Exercise goal - Below are some records; give them all again exactly, but not the pictures.

————

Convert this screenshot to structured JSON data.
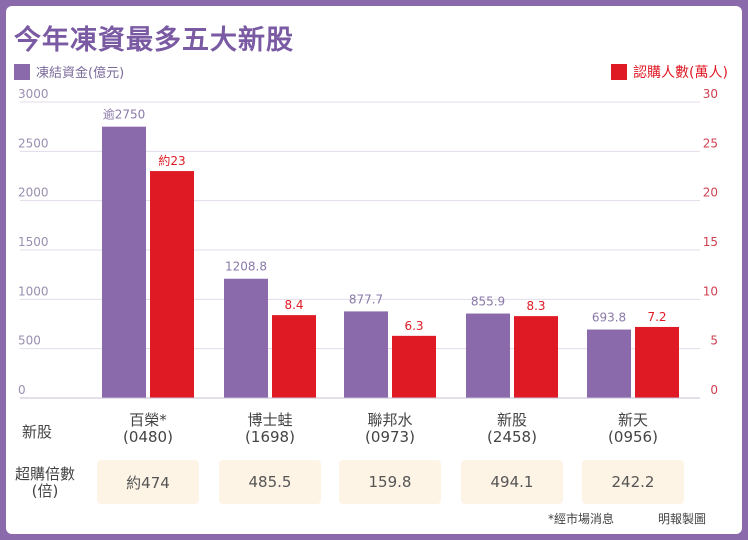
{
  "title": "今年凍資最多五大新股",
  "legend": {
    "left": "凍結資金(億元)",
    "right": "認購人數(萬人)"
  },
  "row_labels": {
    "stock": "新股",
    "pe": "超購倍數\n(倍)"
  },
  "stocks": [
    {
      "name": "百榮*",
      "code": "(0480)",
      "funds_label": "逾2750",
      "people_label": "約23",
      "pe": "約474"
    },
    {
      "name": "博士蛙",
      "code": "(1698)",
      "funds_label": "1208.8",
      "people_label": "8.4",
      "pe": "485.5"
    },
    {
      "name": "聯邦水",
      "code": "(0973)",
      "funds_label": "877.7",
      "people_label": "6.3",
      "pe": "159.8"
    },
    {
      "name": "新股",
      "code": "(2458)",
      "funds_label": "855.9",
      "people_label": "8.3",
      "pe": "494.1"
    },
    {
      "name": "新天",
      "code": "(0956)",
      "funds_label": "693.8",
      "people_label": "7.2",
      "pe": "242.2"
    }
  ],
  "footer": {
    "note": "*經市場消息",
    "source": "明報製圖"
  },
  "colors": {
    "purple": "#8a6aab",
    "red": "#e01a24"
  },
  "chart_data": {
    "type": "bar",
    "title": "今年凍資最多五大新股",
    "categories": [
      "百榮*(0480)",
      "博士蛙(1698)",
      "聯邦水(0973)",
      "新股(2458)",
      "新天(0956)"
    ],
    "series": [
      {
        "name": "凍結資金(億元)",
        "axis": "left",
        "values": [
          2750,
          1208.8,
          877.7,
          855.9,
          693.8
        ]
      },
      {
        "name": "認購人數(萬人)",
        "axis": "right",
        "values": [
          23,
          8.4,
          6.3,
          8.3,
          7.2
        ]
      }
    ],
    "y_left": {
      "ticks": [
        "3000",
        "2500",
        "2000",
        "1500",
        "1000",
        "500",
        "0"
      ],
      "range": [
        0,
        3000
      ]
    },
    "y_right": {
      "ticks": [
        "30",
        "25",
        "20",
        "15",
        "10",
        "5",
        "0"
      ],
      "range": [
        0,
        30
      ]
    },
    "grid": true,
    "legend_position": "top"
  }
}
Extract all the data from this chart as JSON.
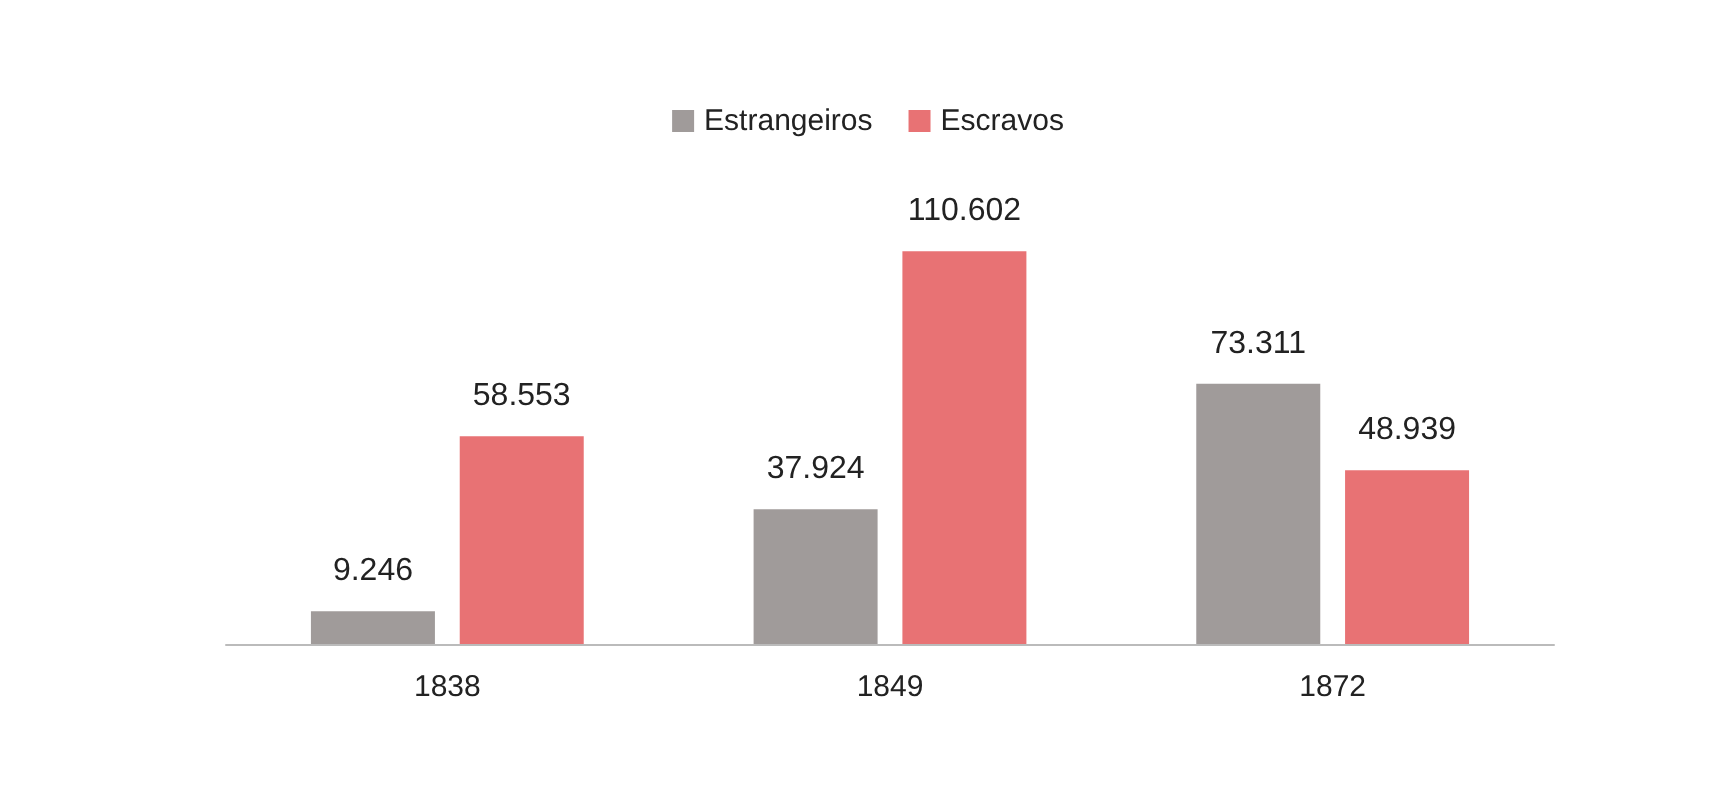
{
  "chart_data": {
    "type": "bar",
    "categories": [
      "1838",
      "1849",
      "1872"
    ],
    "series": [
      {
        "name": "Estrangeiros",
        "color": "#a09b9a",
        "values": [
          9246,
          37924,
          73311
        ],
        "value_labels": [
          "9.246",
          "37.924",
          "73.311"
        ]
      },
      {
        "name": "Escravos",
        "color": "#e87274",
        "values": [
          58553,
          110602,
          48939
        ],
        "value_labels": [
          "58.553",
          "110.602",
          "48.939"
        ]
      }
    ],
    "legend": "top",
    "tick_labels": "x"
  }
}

————

Solution -
Convert this screenshot to structured JSON data.
{
  "title": "今年凍資最多五大新股",
  "legend": {
    "left": "凍結資金(億元)",
    "right": "認購人數(萬人)"
  },
  "row_labels": {
    "stock": "新股",
    "pe": "超購倍數\n(倍)"
  },
  "stocks": [
    {
      "name": "百榮*",
      "code": "(0480)",
      "funds_label": "逾2750",
      "people_label": "約23",
      "pe": "約474"
    },
    {
      "name": "博士蛙",
      "code": "(1698)",
      "funds_label": "1208.8",
      "people_label": "8.4",
      "pe": "485.5"
    },
    {
      "name": "聯邦水",
      "code": "(0973)",
      "funds_label": "877.7",
      "people_label": "6.3",
      "pe": "159.8"
    },
    {
      "name": "新股",
      "code": "(2458)",
      "funds_label": "855.9",
      "people_label": "8.3",
      "pe": "494.1"
    },
    {
      "name": "新天",
      "code": "(0956)",
      "funds_label": "693.8",
      "people_label": "7.2",
      "pe": "242.2"
    }
  ],
  "footer": {
    "note": "*經市場消息",
    "source": "明報製圖"
  },
  "colors": {
    "purple": "#8a6aab",
    "red": "#e01a24"
  },
  "chart_data": {
    "type": "bar",
    "title": "今年凍資最多五大新股",
    "categories": [
      "百榮*(0480)",
      "博士蛙(1698)",
      "聯邦水(0973)",
      "新股(2458)",
      "新天(0956)"
    ],
    "series": [
      {
        "name": "凍結資金(億元)",
        "axis": "left",
        "values": [
          2750,
          1208.8,
          877.7,
          855.9,
          693.8
        ]
      },
      {
        "name": "認購人數(萬人)",
        "axis": "right",
        "values": [
          23,
          8.4,
          6.3,
          8.3,
          7.2
        ]
      }
    ],
    "y_left": {
      "ticks": [
        "3000",
        "2500",
        "2000",
        "1500",
        "1000",
        "500",
        "0"
      ],
      "range": [
        0,
        3000
      ]
    },
    "y_right": {
      "ticks": [
        "30",
        "25",
        "20",
        "15",
        "10",
        "5",
        "0"
      ],
      "range": [
        0,
        30
      ]
    },
    "grid": true,
    "legend_position": "top"
  }
}
Extract all the data from this chart as JSON.
{
  "chart_data": {
    "type": "bar",
    "categories": [
      "1838",
      "1849",
      "1872"
    ],
    "series": [
      {
        "name": "Estrangeiros",
        "color": "#a09b9a",
        "values": [
          9246,
          37924,
          73311
        ],
        "value_labels": [
          "9.246",
          "37.924",
          "73.311"
        ]
      },
      {
        "name": "Escravos",
        "color": "#e87274",
        "values": [
          58553,
          110602,
          48939
        ],
        "value_labels": [
          "58.553",
          "110.602",
          "48.939"
        ]
      }
    ],
    "legend": "top",
    "tick_labels": "x"
  }
}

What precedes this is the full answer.